» THE PROBLEM
Locate each line containing the string "oyog" and copy it out.

» EXTRACTED DATA
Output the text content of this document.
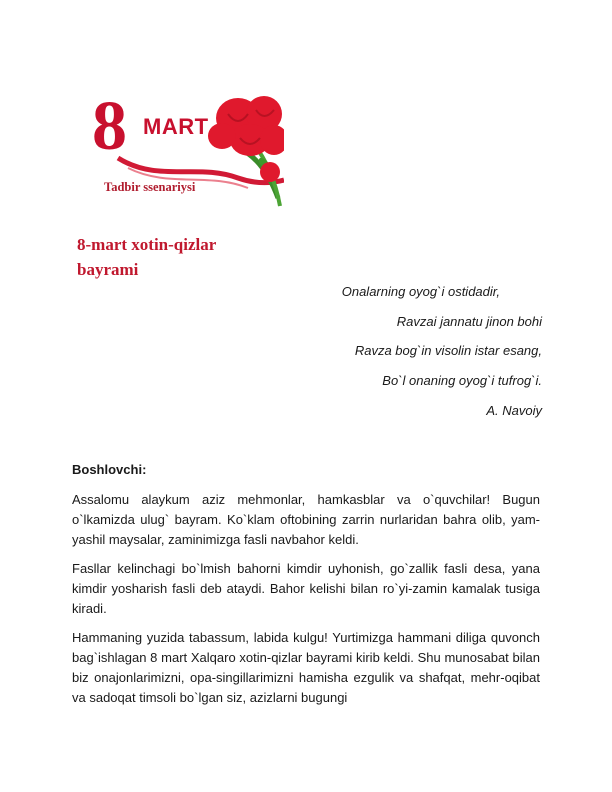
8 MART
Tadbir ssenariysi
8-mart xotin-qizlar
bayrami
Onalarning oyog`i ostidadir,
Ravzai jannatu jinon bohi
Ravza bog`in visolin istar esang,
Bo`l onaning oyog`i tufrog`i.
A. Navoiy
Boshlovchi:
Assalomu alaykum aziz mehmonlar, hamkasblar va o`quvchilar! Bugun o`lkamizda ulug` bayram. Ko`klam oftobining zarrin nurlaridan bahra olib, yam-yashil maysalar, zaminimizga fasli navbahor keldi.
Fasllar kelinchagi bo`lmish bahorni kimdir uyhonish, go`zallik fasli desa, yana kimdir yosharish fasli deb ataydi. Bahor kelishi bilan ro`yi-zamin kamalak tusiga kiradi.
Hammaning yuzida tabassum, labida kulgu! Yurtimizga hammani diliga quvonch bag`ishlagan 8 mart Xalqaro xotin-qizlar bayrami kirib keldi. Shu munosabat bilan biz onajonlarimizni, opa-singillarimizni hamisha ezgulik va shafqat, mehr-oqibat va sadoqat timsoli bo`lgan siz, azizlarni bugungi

» FINISHED TASK
Onalarning oyog`i ostidadir,
Bo`l onaning oyog`i tufrog`i.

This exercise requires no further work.